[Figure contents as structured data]
○ ○ ○

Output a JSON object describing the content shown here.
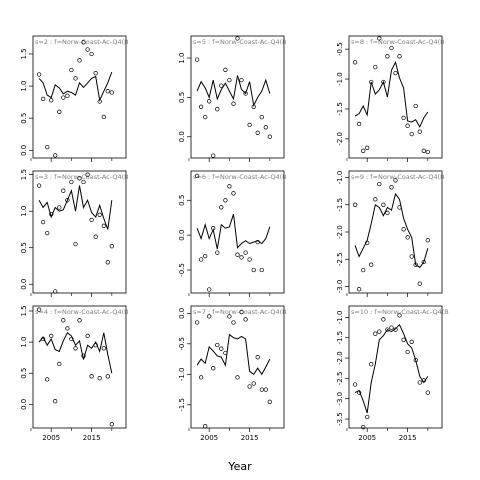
{
  "figure": {
    "x_axis_title": "Year",
    "colors": {
      "line": "#000000",
      "points": "#000000",
      "strip_text": "#808080",
      "background": "#ffffff"
    }
  },
  "chart_data": [
    {
      "type": "scatter",
      "row": 0,
      "col": 0,
      "strip_label": "s=2 : f=Norw-Coast-Ac-Q4(B",
      "xlim": [
        2000.5,
        2023.5
      ],
      "ylim": [
        -0.12,
        1.78
      ],
      "yticks": [
        0.0,
        0.5,
        1.0,
        1.5
      ],
      "ytick_labels": [
        "0.0",
        "0.5",
        "1.0",
        "1.5"
      ],
      "points": {
        "x": [
          2002,
          2003,
          2004,
          2005,
          2006,
          2007,
          2008,
          2009,
          2010,
          2011,
          2012,
          2013,
          2014,
          2015,
          2016,
          2017,
          2018,
          2019,
          2020,
          2021,
          2022
        ],
        "y": [
          1.18,
          0.8,
          0.05,
          0.78,
          -0.08,
          0.6,
          0.82,
          0.85,
          1.25,
          1.12,
          1.4,
          1.68,
          1.57,
          1.5,
          1.2,
          0.76,
          0.52,
          0.92,
          0.9,
          null,
          null
        ]
      },
      "fit": {
        "x": [
          2002,
          2003,
          2004,
          2005,
          2006,
          2007,
          2008,
          2009,
          2010,
          2011,
          2012,
          2013,
          2014,
          2015,
          2016,
          2017,
          2018,
          2019,
          2020
        ],
        "y": [
          1.12,
          1.05,
          0.86,
          0.82,
          1.02,
          0.97,
          0.88,
          0.92,
          0.9,
          0.86,
          1.05,
          0.98,
          1.05,
          1.12,
          1.15,
          0.78,
          0.92,
          1.05,
          1.22
        ]
      }
    },
    {
      "type": "scatter",
      "row": 0,
      "col": 1,
      "strip_label": "s=5 : f=Norw-Coast-Ac-Q4(B",
      "xlim": [
        2000.5,
        2023.5
      ],
      "ylim": [
        -0.27,
        1.28
      ],
      "yticks": [
        0.0,
        0.5,
        1.0
      ],
      "ytick_labels": [
        "0.0",
        "0.5",
        "1.0"
      ],
      "points": {
        "x": [
          2002,
          2003,
          2004,
          2005,
          2006,
          2007,
          2008,
          2009,
          2010,
          2011,
          2012,
          2013,
          2014,
          2015,
          2016,
          2017,
          2018,
          2019,
          2020
        ],
        "y": [
          0.98,
          0.38,
          0.25,
          0.45,
          -0.24,
          0.35,
          0.65,
          0.85,
          0.72,
          0.42,
          1.25,
          0.72,
          0.55,
          0.15,
          0.38,
          0.05,
          0.25,
          0.12,
          0.0
        ]
      },
      "fit": {
        "x": [
          2002,
          2003,
          2004,
          2005,
          2006,
          2007,
          2008,
          2009,
          2010,
          2011,
          2012,
          2013,
          2014,
          2015,
          2016,
          2017,
          2018,
          2019,
          2020
        ],
        "y": [
          0.58,
          0.7,
          0.62,
          0.5,
          0.72,
          0.48,
          0.6,
          0.68,
          0.58,
          0.48,
          0.78,
          0.6,
          0.55,
          0.7,
          0.4,
          0.5,
          0.58,
          0.72,
          0.55
        ]
      }
    },
    {
      "type": "scatter",
      "row": 0,
      "col": 2,
      "strip_label": "s=8 : f=Norw-Coast-Ac-Q4(B",
      "xlim": [
        2000.5,
        2023.5
      ],
      "ylim": [
        -2.32,
        -0.28
      ],
      "yticks": [
        -2.0,
        -1.5,
        -1.0,
        -0.5
      ],
      "ytick_labels": [
        "-2.0",
        "-1.5",
        "-1.0",
        "-0.5"
      ],
      "points": {
        "x": [
          2002,
          2003,
          2004,
          2005,
          2006,
          2007,
          2008,
          2009,
          2010,
          2011,
          2012,
          2013,
          2014,
          2015,
          2016,
          2017,
          2018,
          2019,
          2020
        ],
        "y": [
          -0.72,
          -1.75,
          -2.2,
          -2.15,
          -1.05,
          -0.8,
          -0.32,
          -1.05,
          -0.62,
          -0.48,
          -0.9,
          -0.62,
          -1.65,
          -1.78,
          -1.92,
          -1.45,
          -1.88,
          -2.2,
          -2.22
        ]
      },
      "fit": {
        "x": [
          2002,
          2003,
          2004,
          2005,
          2006,
          2007,
          2008,
          2009,
          2010,
          2011,
          2012,
          2013,
          2014,
          2015,
          2016,
          2017,
          2018,
          2019,
          2020
        ],
        "y": [
          -1.62,
          -1.58,
          -1.45,
          -1.6,
          -1.05,
          -1.25,
          -1.18,
          -1.05,
          -1.3,
          -0.85,
          -0.72,
          -0.98,
          -1.15,
          -1.7,
          -1.72,
          -1.68,
          -1.8,
          -1.65,
          -1.55
        ]
      }
    },
    {
      "type": "scatter",
      "row": 1,
      "col": 0,
      "strip_label": "s=3 : f=Norw-Coast-Ac-Q4(B",
      "xlim": [
        2000.5,
        2023.5
      ],
      "ylim": [
        -0.12,
        1.55
      ],
      "yticks": [
        0.0,
        0.5,
        1.0,
        1.5
      ],
      "ytick_labels": [
        "0.0",
        "0.5",
        "1.0",
        "1.5"
      ],
      "points": {
        "x": [
          2002,
          2003,
          2004,
          2005,
          2006,
          2007,
          2008,
          2009,
          2010,
          2011,
          2012,
          2013,
          2014,
          2015,
          2016,
          2017,
          2018,
          2019,
          2020
        ],
        "y": [
          1.35,
          0.85,
          0.7,
          0.96,
          -0.1,
          1.05,
          1.28,
          1.15,
          1.4,
          0.55,
          1.45,
          1.4,
          1.5,
          0.88,
          0.65,
          0.95,
          0.8,
          0.3,
          0.52
        ]
      },
      "fit": {
        "x": [
          2002,
          2003,
          2004,
          2005,
          2006,
          2007,
          2008,
          2009,
          2010,
          2011,
          2012,
          2013,
          2014,
          2015,
          2016,
          2017,
          2018,
          2019,
          2020
        ],
        "y": [
          1.15,
          1.05,
          1.12,
          0.92,
          1.05,
          1.0,
          1.02,
          1.15,
          1.28,
          1.0,
          1.35,
          1.05,
          1.15,
          0.98,
          0.92,
          1.08,
          0.9,
          0.75,
          1.15
        ]
      }
    },
    {
      "type": "scatter",
      "row": 1,
      "col": 1,
      "strip_label": "s=6 : f=Norw-Coast-Ac-Q4(B",
      "xlim": [
        2000.5,
        2023.5
      ],
      "ylim": [
        -0.83,
        0.92
      ],
      "yticks": [
        -0.5,
        0.0,
        0.5
      ],
      "ytick_labels": [
        "-0.5",
        "0.0",
        "0.5"
      ],
      "points": {
        "x": [
          2002,
          2003,
          2004,
          2005,
          2006,
          2007,
          2008,
          2009,
          2010,
          2011,
          2012,
          2013,
          2014,
          2015,
          2016,
          2017,
          2018,
          2019,
          2020
        ],
        "y": [
          0.85,
          -0.35,
          -0.3,
          -0.78,
          0.1,
          -0.25,
          0.4,
          0.5,
          0.7,
          0.6,
          -0.28,
          -0.32,
          -0.25,
          -0.35,
          -0.5,
          -0.1,
          -0.5,
          null,
          null
        ]
      },
      "fit": {
        "x": [
          2002,
          2003,
          2004,
          2005,
          2006,
          2007,
          2008,
          2009,
          2010,
          2011,
          2012,
          2013,
          2014,
          2015,
          2016,
          2017,
          2018,
          2019,
          2020
        ],
        "y": [
          0.1,
          -0.05,
          0.15,
          -0.05,
          0.08,
          -0.2,
          0.15,
          0.1,
          0.12,
          0.3,
          -0.18,
          -0.12,
          -0.08,
          -0.12,
          -0.1,
          -0.08,
          -0.12,
          -0.05,
          0.12
        ]
      }
    },
    {
      "type": "scatter",
      "row": 1,
      "col": 2,
      "strip_label": "s=9 : f=Norw-Coast-Ac-Q4(B",
      "xlim": [
        2000.5,
        2023.5
      ],
      "ylim": [
        -3.12,
        -0.88
      ],
      "yticks": [
        -3.0,
        -2.5,
        -2.0,
        -1.5,
        -1.0
      ],
      "ytick_labels": [
        "-3.0",
        "-2.5",
        "-2.0",
        "-1.5",
        "-1.0"
      ],
      "points": {
        "x": [
          2002,
          2003,
          2004,
          2005,
          2006,
          2007,
          2008,
          2009,
          2010,
          2011,
          2012,
          2013,
          2014,
          2015,
          2016,
          2017,
          2018,
          2019,
          2020
        ],
        "y": [
          -1.5,
          -3.05,
          -2.7,
          -2.2,
          -2.6,
          -1.4,
          -1.12,
          -1.5,
          -1.65,
          -1.18,
          -1.05,
          -1.55,
          -1.95,
          -2.1,
          -2.45,
          -2.6,
          -2.95,
          -2.55,
          -2.15
        ]
      },
      "fit": {
        "x": [
          2002,
          2003,
          2004,
          2005,
          2006,
          2007,
          2008,
          2009,
          2010,
          2011,
          2012,
          2013,
          2014,
          2015,
          2016,
          2017,
          2018,
          2019,
          2020
        ],
        "y": [
          -2.25,
          -2.45,
          -2.3,
          -2.15,
          -1.85,
          -1.5,
          -1.55,
          -1.7,
          -1.55,
          -1.6,
          -1.3,
          -1.4,
          -1.75,
          -1.95,
          -2.1,
          -2.6,
          -2.65,
          -2.55,
          -2.3
        ]
      }
    },
    {
      "type": "scatter",
      "row": 2,
      "col": 0,
      "strip_label": "s=4 : f=Norw-Coast-Ac-Q4(B",
      "xlim": [
        2000.5,
        2023.5
      ],
      "ylim": [
        -0.38,
        1.58
      ],
      "yticks": [
        0.0,
        0.5,
        1.0,
        1.5
      ],
      "ytick_labels": [
        "0.0",
        "0.5",
        "1.0",
        "1.5"
      ],
      "points": {
        "x": [
          2002,
          2003,
          2004,
          2005,
          2006,
          2007,
          2008,
          2009,
          2010,
          2011,
          2012,
          2013,
          2014,
          2015,
          2016,
          2017,
          2018,
          2019,
          2020
        ],
        "y": [
          1.52,
          1.05,
          0.4,
          1.1,
          0.05,
          0.65,
          1.35,
          1.22,
          1.05,
          0.9,
          1.35,
          0.78,
          1.1,
          0.45,
          0.95,
          0.42,
          0.9,
          0.45,
          -0.32
        ]
      },
      "fit": {
        "x": [
          2002,
          2003,
          2004,
          2005,
          2006,
          2007,
          2008,
          2009,
          2010,
          2011,
          2012,
          2013,
          2014,
          2015,
          2016,
          2017,
          2018,
          2019,
          2020
        ],
        "y": [
          1.0,
          1.08,
          0.95,
          1.05,
          0.88,
          0.85,
          1.02,
          1.15,
          1.1,
          0.95,
          1.02,
          0.72,
          0.95,
          0.9,
          1.0,
          0.85,
          1.15,
          0.8,
          0.5
        ]
      }
    },
    {
      "type": "scatter",
      "row": 2,
      "col": 1,
      "strip_label": "s=7 : f=Norw-Coast-Ac-Q4(B",
      "xlim": [
        2000.5,
        2023.5
      ],
      "ylim": [
        -1.88,
        0.12
      ],
      "yticks": [
        -1.5,
        -1.0,
        -0.5,
        0.0
      ],
      "ytick_labels": [
        "-1.5",
        "-1.0",
        "-0.5",
        "0.0"
      ],
      "points": {
        "x": [
          2002,
          2003,
          2004,
          2005,
          2006,
          2007,
          2008,
          2009,
          2010,
          2011,
          2012,
          2013,
          2014,
          2015,
          2016,
          2017,
          2018,
          2019,
          2020
        ],
        "y": [
          -0.15,
          -1.05,
          -1.85,
          -0.05,
          -0.9,
          -0.52,
          -0.58,
          -0.65,
          -0.05,
          -0.15,
          -1.05,
          0.02,
          -0.1,
          -1.2,
          -1.15,
          -0.72,
          -1.25,
          -1.25,
          -1.45
        ]
      },
      "fit": {
        "x": [
          2002,
          2003,
          2004,
          2005,
          2006,
          2007,
          2008,
          2009,
          2010,
          2011,
          2012,
          2013,
          2014,
          2015,
          2016,
          2017,
          2018,
          2019,
          2020
        ],
        "y": [
          -0.85,
          -0.75,
          -0.82,
          -0.55,
          -0.62,
          -0.7,
          -0.72,
          -0.85,
          -0.35,
          -0.4,
          -0.42,
          -0.38,
          -0.42,
          -0.95,
          -1.0,
          -0.9,
          -1.0,
          -0.88,
          -0.75
        ]
      }
    },
    {
      "type": "scatter",
      "row": 2,
      "col": 2,
      "strip_label": "s=10 : f=Norw-Coast-Ac-Q4(B",
      "xlim": [
        2000.5,
        2023.5
      ],
      "ylim": [
        -3.72,
        -0.72
      ],
      "yticks": [
        -3.5,
        -3.0,
        -2.5,
        -2.0,
        -1.5,
        -1.0
      ],
      "ytick_labels": [
        "-3.5",
        "-3.0",
        "-2.5",
        "-2.0",
        "-1.5",
        "-1.0"
      ],
      "points": {
        "x": [
          2002,
          2003,
          2004,
          2005,
          2006,
          2007,
          2008,
          2009,
          2010,
          2011,
          2012,
          2013,
          2014,
          2015,
          2016,
          2017,
          2018,
          2019,
          2020
        ],
        "y": [
          -2.65,
          -2.85,
          -3.7,
          -3.45,
          -2.15,
          -1.4,
          -1.35,
          -1.05,
          -1.3,
          -1.25,
          -1.3,
          -0.95,
          -1.55,
          -1.85,
          -1.6,
          -2.05,
          -2.6,
          -2.55,
          -2.85
        ]
      },
      "fit": {
        "x": [
          2002,
          2003,
          2004,
          2005,
          2006,
          2007,
          2008,
          2009,
          2010,
          2011,
          2012,
          2013,
          2014,
          2015,
          2016,
          2017,
          2018,
          2019,
          2020
        ],
        "y": [
          -2.85,
          -2.8,
          -3.05,
          -3.35,
          -2.6,
          -2.15,
          -1.55,
          -1.45,
          -1.3,
          -1.35,
          -1.28,
          -1.18,
          -1.4,
          -1.65,
          -1.75,
          -2.05,
          -2.45,
          -2.6,
          -2.45
        ]
      }
    }
  ],
  "x_axis": {
    "ticks": [
      2005,
      2015
    ],
    "tick_labels": [
      "2005",
      "2015"
    ],
    "minor_ticks": [
      2000,
      2010,
      2020
    ]
  }
}
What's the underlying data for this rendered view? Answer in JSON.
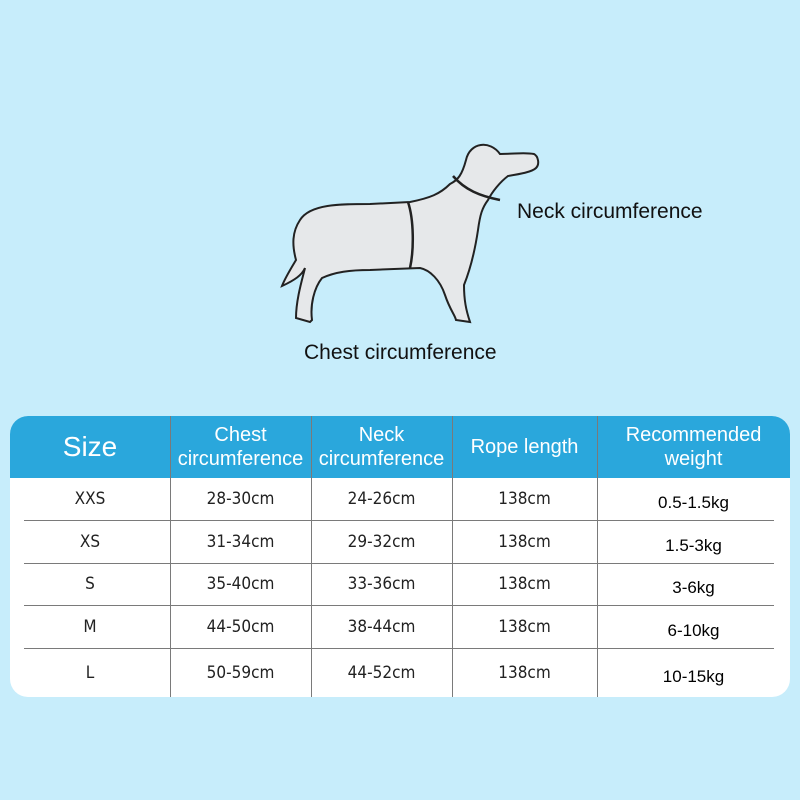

○ ○ ○

■ **TASK DETAILS**
Find the word "JSON" in the data and show each line that holds it.

■ **RESPONSE TO THIS TASK**
Output a JSON object describing the content shown here.
What's the underlying data for this rendered view? Answer in JSON.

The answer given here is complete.